::: EXERCISE DATA

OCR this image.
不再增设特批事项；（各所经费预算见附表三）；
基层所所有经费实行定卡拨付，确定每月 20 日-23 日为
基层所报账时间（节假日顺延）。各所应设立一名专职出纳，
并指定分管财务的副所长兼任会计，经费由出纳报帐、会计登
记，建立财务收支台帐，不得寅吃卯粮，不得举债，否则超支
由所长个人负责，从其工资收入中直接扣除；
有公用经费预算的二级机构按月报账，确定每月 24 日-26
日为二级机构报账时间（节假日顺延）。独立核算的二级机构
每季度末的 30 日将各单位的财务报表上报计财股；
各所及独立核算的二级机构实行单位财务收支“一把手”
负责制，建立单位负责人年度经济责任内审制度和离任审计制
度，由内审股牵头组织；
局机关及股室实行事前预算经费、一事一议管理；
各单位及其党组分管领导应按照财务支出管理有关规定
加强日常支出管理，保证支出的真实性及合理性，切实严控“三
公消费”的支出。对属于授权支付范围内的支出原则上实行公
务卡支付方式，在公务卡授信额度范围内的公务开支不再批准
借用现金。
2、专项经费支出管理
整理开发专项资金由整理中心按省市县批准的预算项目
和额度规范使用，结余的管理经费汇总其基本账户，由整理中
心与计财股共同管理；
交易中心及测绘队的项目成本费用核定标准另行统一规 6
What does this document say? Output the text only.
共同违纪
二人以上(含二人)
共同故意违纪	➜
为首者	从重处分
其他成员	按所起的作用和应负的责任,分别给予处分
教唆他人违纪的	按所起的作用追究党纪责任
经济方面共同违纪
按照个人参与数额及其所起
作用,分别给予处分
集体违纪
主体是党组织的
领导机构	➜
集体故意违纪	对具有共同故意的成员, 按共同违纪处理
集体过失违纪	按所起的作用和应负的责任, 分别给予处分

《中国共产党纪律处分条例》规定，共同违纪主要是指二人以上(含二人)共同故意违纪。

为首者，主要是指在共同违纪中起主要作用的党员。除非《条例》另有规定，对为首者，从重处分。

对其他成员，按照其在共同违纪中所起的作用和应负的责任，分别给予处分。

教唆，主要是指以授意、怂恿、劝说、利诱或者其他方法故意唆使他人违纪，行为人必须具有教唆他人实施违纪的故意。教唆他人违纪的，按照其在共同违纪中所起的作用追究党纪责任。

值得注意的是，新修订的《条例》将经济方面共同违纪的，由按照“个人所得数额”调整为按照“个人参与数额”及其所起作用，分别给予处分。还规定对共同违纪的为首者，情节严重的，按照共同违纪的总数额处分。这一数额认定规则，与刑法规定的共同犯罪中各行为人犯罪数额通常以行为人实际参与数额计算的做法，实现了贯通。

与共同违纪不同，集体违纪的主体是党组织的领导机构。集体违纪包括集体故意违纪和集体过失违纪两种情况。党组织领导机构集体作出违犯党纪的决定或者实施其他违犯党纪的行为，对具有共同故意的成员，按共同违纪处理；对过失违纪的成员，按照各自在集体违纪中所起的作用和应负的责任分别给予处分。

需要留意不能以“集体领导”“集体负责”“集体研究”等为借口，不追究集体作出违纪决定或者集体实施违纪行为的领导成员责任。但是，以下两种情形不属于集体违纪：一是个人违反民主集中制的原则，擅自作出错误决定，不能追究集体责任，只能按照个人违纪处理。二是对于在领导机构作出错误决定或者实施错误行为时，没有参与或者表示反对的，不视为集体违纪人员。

::::::

PROBLEM STATEMENT: All of the entries need to be reproduced exactly; please write them out.

REPLY TO THE EXERCISE:
OCR this image.
不再增设特批事项；（各所经费预算见附表三）；
基层所所有经费实行定卡拨付，确定每月 20 日-23 日为
基层所报账时间（节假日顺延）。各所应设立一名专职出纳，
并指定分管财务的副所长兼任会计，经费由出纳报帐、会计登
记，建立财务收支台帐，不得寅吃卯粮，不得举债，否则超支
由所长个人负责，从其工资收入中直接扣除；
有公用经费预算的二级机构按月报账，确定每月 24 日-26
日为二级机构报账时间（节假日顺延）。独立核算的二级机构
每季度末的 30 日将各单位的财务报表上报计财股；
各所及独立核算的二级机构实行单位财务收支“一把手”
负责制，建立单位负责人年度经济责任内审制度和离任审计制
度，由内审股牵头组织；
局机关及股室实行事前预算经费、一事一议管理；
各单位及其党组分管领导应按照财务支出管理有关规定
加强日常支出管理，保证支出的真实性及合理性，切实严控“三
公消费”的支出。对属于授权支付范围内的支出原则上实行公
务卡支付方式，在公务卡授信额度范围内的公务开支不再批准
借用现金。
2、专项经费支出管理
整理开发专项资金由整理中心按省市县批准的预算项目
和额度规范使用，结余的管理经费汇总其基本账户，由整理中
心与计财股共同管理；
交易中心及测绘队的项目成本费用核定标准另行统一规 6
What does this document say? Output the text only.
共同违纪
二人以上(含二人)
共同故意违纪	➜
为首者	从重处分
其他成员	按所起的作用和应负的责任,分别给予处分
教唆他人违纪的	按所起的作用追究党纪责任
经济方面共同违纪
按照个人参与数额及其所起
作用,分别给予处分
集体违纪
主体是党组织的
领导机构	➜
集体故意违纪	对具有共同故意的成员, 按共同违纪处理
集体过失违纪	按所起的作用和应负的责任, 分别给予处分

《中国共产党纪律处分条例》规定，共同违纪主要是指二人以上(含二人)共同故意违纪。

为首者，主要是指在共同违纪中起主要作用的党员。除非《条例》另有规定，对为首者，从重处分。

对其他成员，按照其在共同违纪中所起的作用和应负的责任，分别给予处分。

教唆，主要是指以授意、怂恿、劝说、利诱或者其他方法故意唆使他人违纪，行为人必须具有教唆他人实施违纪的故意。教唆他人违纪的，按照其在共同违纪中所起的作用追究党纪责任。

值得注意的是，新修订的《条例》将经济方面共同违纪的，由按照“个人所得数额”调整为按照“个人参与数额”及其所起作用，分别给予处分。还规定对共同违纪的为首者，情节严重的，按照共同违纪的总数额处分。这一数额认定规则，与刑法规定的共同犯罪中各行为人犯罪数额通常以行为人实际参与数额计算的做法，实现了贯通。

与共同违纪不同，集体违纪的主体是党组织的领导机构。集体违纪包括集体故意违纪和集体过失违纪两种情况。党组织领导机构集体作出违犯党纪的决定或者实施其他违犯党纪的行为，对具有共同故意的成员，按共同违纪处理；对过失违纪的成员，按照各自在集体违纪中所起的作用和应负的责任分别给予处分。

需要留意不能以“集体领导”“集体负责”“集体研究”等为借口，不追究集体作出违纪决定或者集体实施违纪行为的领导成员责任。但是，以下两种情形不属于集体违纪：一是个人违反民主集中制的原则，擅自作出错误决定，不能追究集体责任，只能按照个人违纪处理。二是对于在领导机构作出错误决定或者实施错误行为时，没有参与或者表示反对的，不视为集体违纪人员。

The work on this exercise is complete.